Data extracted from a collection:
↓
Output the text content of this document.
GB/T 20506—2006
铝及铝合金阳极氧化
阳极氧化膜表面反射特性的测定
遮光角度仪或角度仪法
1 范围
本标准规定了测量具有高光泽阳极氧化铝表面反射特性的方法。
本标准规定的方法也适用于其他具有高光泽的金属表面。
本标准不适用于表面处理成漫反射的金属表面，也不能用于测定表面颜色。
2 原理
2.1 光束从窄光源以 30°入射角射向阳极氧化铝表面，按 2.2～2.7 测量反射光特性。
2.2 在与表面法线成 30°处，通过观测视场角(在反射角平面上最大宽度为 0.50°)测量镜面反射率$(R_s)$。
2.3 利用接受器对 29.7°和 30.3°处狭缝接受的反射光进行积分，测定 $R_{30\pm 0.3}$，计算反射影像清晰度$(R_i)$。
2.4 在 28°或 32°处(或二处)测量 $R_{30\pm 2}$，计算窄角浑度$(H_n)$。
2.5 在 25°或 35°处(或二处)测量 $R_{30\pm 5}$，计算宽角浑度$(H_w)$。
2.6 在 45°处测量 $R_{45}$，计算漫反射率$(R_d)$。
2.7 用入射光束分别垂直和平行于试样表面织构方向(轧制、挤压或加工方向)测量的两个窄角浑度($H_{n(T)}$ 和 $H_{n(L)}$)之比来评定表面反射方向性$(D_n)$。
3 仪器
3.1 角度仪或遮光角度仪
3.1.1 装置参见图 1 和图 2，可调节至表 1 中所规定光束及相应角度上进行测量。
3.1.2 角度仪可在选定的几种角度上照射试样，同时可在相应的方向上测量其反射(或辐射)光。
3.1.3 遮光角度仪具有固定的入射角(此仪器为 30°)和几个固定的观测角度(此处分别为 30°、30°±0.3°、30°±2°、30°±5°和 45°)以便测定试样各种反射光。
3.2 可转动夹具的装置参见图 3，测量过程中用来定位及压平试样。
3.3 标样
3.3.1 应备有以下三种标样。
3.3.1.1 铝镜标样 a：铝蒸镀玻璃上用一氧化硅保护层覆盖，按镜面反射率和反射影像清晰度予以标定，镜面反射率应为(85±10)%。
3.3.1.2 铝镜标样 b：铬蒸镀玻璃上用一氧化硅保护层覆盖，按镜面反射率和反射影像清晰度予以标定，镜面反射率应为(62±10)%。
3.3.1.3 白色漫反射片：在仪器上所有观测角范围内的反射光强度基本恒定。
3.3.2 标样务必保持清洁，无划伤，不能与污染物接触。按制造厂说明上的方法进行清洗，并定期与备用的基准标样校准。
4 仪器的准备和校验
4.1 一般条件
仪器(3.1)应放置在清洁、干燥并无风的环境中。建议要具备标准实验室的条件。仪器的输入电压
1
↑
↓
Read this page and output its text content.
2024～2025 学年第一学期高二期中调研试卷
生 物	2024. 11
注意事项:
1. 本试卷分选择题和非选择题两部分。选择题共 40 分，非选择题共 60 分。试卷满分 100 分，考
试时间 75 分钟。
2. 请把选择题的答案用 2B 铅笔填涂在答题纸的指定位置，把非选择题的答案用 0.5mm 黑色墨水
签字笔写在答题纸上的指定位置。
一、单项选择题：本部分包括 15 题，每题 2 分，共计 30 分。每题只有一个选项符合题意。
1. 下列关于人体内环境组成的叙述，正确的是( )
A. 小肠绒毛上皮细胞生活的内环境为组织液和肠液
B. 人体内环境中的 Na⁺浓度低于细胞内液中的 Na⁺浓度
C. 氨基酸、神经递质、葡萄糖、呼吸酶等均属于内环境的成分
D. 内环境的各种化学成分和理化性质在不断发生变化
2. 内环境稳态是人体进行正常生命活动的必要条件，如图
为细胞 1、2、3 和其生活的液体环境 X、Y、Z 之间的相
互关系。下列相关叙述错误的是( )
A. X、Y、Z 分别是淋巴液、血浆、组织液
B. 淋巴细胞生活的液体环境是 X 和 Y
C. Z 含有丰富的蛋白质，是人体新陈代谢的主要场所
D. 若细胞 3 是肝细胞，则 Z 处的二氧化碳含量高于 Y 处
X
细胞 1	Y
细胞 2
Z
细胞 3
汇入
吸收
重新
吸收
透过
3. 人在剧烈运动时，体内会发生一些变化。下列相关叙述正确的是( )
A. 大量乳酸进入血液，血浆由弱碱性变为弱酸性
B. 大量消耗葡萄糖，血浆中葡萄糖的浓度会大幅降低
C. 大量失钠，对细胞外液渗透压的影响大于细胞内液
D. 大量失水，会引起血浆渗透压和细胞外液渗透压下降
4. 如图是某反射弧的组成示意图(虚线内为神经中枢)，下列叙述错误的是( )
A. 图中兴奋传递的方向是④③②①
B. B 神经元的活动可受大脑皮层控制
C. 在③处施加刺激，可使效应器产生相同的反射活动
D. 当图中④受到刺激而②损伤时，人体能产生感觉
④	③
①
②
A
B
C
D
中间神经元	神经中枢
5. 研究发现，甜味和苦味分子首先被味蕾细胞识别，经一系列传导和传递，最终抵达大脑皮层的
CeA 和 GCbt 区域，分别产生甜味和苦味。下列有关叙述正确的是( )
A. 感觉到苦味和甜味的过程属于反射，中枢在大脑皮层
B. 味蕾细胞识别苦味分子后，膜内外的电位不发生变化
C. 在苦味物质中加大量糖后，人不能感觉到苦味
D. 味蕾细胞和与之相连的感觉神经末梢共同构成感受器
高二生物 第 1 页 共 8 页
↑
WHAT IS NEEDED: Examine the records and pull out every line where the string "镜面反射率应为" occurs.

TASK ANSWER:
3.3.1.1 铝镜标样 a：铝蒸镀玻璃上用一氧化硅保护层覆盖，按镜面反射率和反射影像清晰度予以标定，镜面反射率应为(85±10)%。
3.3.1.2 铝镜标样 b：铬蒸镀玻璃上用一氧化硅保护层覆盖，按镜面反射率和反射影像清晰度予以标定，镜面反射率应为(62±10)%。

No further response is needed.